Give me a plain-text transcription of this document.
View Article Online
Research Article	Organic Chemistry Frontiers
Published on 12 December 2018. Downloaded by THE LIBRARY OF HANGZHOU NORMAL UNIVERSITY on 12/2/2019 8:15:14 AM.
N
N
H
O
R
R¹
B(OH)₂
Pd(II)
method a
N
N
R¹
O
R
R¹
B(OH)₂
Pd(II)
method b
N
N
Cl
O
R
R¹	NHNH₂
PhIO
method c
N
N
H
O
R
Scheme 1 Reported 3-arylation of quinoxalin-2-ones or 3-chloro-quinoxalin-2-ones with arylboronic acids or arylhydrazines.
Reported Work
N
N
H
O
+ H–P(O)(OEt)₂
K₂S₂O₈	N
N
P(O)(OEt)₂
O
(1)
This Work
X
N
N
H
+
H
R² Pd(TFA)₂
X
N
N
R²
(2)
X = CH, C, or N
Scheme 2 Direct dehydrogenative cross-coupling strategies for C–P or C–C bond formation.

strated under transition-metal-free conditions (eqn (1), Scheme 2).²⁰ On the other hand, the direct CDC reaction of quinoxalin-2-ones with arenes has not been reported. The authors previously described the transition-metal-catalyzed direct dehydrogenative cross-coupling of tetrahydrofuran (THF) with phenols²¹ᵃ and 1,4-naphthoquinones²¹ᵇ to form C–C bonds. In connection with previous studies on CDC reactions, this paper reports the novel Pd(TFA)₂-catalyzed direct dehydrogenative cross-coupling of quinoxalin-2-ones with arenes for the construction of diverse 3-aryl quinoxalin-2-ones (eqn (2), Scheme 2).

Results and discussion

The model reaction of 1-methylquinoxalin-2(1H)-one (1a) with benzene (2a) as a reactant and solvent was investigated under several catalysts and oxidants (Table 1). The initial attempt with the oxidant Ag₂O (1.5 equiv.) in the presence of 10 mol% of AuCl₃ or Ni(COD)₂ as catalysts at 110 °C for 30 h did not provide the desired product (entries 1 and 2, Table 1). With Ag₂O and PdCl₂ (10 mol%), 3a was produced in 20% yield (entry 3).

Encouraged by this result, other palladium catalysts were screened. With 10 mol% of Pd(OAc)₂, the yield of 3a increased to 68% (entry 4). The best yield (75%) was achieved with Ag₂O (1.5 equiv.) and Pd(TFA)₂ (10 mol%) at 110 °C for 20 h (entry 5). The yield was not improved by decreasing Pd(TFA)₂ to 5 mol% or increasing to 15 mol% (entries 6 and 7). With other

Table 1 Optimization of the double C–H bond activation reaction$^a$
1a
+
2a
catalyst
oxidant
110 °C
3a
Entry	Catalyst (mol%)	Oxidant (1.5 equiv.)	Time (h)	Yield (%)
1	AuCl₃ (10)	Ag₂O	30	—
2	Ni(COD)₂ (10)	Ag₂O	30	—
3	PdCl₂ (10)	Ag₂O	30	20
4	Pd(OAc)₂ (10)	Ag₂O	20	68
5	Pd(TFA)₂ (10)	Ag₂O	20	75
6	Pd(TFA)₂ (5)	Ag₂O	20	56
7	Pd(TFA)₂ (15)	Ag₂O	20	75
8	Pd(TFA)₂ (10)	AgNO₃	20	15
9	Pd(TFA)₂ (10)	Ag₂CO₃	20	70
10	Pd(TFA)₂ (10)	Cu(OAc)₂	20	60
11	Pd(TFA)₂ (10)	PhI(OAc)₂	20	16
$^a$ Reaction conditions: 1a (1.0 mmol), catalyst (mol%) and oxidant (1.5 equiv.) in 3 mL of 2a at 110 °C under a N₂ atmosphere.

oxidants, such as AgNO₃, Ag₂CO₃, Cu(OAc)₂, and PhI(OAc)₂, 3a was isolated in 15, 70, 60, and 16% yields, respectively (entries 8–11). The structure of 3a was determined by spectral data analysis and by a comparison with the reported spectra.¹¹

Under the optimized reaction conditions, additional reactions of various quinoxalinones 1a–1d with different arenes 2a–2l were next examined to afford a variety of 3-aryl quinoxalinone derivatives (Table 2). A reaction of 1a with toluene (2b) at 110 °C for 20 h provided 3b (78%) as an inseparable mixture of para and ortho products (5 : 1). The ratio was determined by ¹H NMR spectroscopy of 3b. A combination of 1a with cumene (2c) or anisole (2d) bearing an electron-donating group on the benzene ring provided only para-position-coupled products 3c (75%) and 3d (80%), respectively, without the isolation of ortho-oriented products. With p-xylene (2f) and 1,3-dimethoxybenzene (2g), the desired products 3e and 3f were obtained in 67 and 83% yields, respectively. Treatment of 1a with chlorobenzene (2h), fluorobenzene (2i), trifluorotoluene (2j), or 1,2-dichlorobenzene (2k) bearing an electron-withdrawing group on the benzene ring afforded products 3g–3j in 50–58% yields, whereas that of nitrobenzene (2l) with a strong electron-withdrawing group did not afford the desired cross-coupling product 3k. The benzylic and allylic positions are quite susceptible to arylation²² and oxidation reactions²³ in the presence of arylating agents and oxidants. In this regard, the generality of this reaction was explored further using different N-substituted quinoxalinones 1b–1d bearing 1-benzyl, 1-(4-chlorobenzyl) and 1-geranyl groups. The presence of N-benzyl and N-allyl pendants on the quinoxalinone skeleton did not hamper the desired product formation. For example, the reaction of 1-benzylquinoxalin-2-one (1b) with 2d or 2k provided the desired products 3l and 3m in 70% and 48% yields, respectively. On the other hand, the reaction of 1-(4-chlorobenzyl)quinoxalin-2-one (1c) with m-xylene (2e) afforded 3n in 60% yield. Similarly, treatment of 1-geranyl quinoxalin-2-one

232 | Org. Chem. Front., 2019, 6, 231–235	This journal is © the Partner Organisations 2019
● ● ● ● ● ● ●
- _Brief_
Please reproduce each line exactly as written.

- _Response for this exercise_
Give me a plain-text transcription of this document.
View Article Online
Research Article	Organic Chemistry Frontiers
Published on 12 December 2018. Downloaded by THE LIBRARY OF HANGZHOU NORMAL UNIVERSITY on 12/2/2019 8:15:14 AM.
N
N
H
O
R
R¹
B(OH)₂
Pd(II)
method a
N
N
R¹
O
R
R¹
B(OH)₂
Pd(II)
method b
N
N
Cl
O
R
R¹	NHNH₂
PhIO
method c
N
N
H
O
R
Scheme 1 Reported 3-arylation of quinoxalin-2-ones or 3-chloro-quinoxalin-2-ones with arylboronic acids or arylhydrazines.
Reported Work
N
N
H
O
+ H–P(O)(OEt)₂
K₂S₂O₈	N
N
P(O)(OEt)₂
O
(1)
This Work
X
N
N
H
+
H
R² Pd(TFA)₂
X
N
N
R²
(2)
X = CH, C, or N
Scheme 2 Direct dehydrogenative cross-coupling strategies for C–P or C–C bond formation.

strated under transition-metal-free conditions (eqn (1), Scheme 2).²⁰ On the other hand, the direct CDC reaction of quinoxalin-2-ones with arenes has not been reported. The authors previously described the transition-metal-catalyzed direct dehydrogenative cross-coupling of tetrahydrofuran (THF) with phenols²¹ᵃ and 1,4-naphthoquinones²¹ᵇ to form C–C bonds. In connection with previous studies on CDC reactions, this paper reports the novel Pd(TFA)₂-catalyzed direct dehydrogenative cross-coupling of quinoxalin-2-ones with arenes for the construction of diverse 3-aryl quinoxalin-2-ones (eqn (2), Scheme 2).

Results and discussion

The model reaction of 1-methylquinoxalin-2(1H)-one (1a) with benzene (2a) as a reactant and solvent was investigated under several catalysts and oxidants (Table 1). The initial attempt with the oxidant Ag₂O (1.5 equiv.) in the presence of 10 mol% of AuCl₃ or Ni(COD)₂ as catalysts at 110 °C for 30 h did not provide the desired product (entries 1 and 2, Table 1). With Ag₂O and PdCl₂ (10 mol%), 3a was produced in 20% yield (entry 3).

Encouraged by this result, other palladium catalysts were screened. With 10 mol% of Pd(OAc)₂, the yield of 3a increased to 68% (entry 4). The best yield (75%) was achieved with Ag₂O (1.5 equiv.) and Pd(TFA)₂ (10 mol%) at 110 °C for 20 h (entry 5). The yield was not improved by decreasing Pd(TFA)₂ to 5 mol% or increasing to 15 mol% (entries 6 and 7). With other

Table 1 Optimization of the double C–H bond activation reaction$^a$
1a
+
2a
catalyst
oxidant
110 °C
3a
Entry	Catalyst (mol%)	Oxidant (1.5 equiv.)	Time (h)	Yield (%)
1	AuCl₃ (10)	Ag₂O	30	—
2	Ni(COD)₂ (10)	Ag₂O	30	—
3	PdCl₂ (10)	Ag₂O	30	20
4	Pd(OAc)₂ (10)	Ag₂O	20	68
5	Pd(TFA)₂ (10)	Ag₂O	20	75
6	Pd(TFA)₂ (5)	Ag₂O	20	56
7	Pd(TFA)₂ (15)	Ag₂O	20	75
8	Pd(TFA)₂ (10)	AgNO₃	20	15
9	Pd(TFA)₂ (10)	Ag₂CO₃	20	70
10	Pd(TFA)₂ (10)	Cu(OAc)₂	20	60
11	Pd(TFA)₂ (10)	PhI(OAc)₂	20	16
$^a$ Reaction conditions: 1a (1.0 mmol), catalyst (mol%) and oxidant (1.5 equiv.) in 3 mL of 2a at 110 °C under a N₂ atmosphere.

oxidants, such as AgNO₃, Ag₂CO₃, Cu(OAc)₂, and PhI(OAc)₂, 3a was isolated in 15, 70, 60, and 16% yields, respectively (entries 8–11). The structure of 3a was determined by spectral data analysis and by a comparison with the reported spectra.¹¹

Under the optimized reaction conditions, additional reactions of various quinoxalinones 1a–1d with different arenes 2a–2l were next examined to afford a variety of 3-aryl quinoxalinone derivatives (Table 2). A reaction of 1a with toluene (2b) at 110 °C for 20 h provided 3b (78%) as an inseparable mixture of para and ortho products (5 : 1). The ratio was determined by ¹H NMR spectroscopy of 3b. A combination of 1a with cumene (2c) or anisole (2d) bearing an electron-donating group on the benzene ring provided only para-position-coupled products 3c (75%) and 3d (80%), respectively, without the isolation of ortho-oriented products. With p-xylene (2f) and 1,3-dimethoxybenzene (2g), the desired products 3e and 3f were obtained in 67 and 83% yields, respectively. Treatment of 1a with chlorobenzene (2h), fluorobenzene (2i), trifluorotoluene (2j), or 1,2-dichlorobenzene (2k) bearing an electron-withdrawing group on the benzene ring afforded products 3g–3j in 50–58% yields, whereas that of nitrobenzene (2l) with a strong electron-withdrawing group did not afford the desired cross-coupling product 3k. The benzylic and allylic positions are quite susceptible to arylation²² and oxidation reactions²³ in the presence of arylating agents and oxidants. In this regard, the generality of this reaction was explored further using different N-substituted quinoxalinones 1b–1d bearing 1-benzyl, 1-(4-chlorobenzyl) and 1-geranyl groups. The presence of N-benzyl and N-allyl pendants on the quinoxalinone skeleton did not hamper the desired product formation. For example, the reaction of 1-benzylquinoxalin-2-one (1b) with 2d or 2k provided the desired products 3l and 3m in 70% and 48% yields, respectively. On the other hand, the reaction of 1-(4-chlorobenzyl)quinoxalin-2-one (1c) with m-xylene (2e) afforded 3n in 60% yield. Similarly, treatment of 1-geranyl quinoxalin-2-one

232 | Org. Chem. Front., 2019, 6, 231–235	This journal is © the Partner Organisations 2019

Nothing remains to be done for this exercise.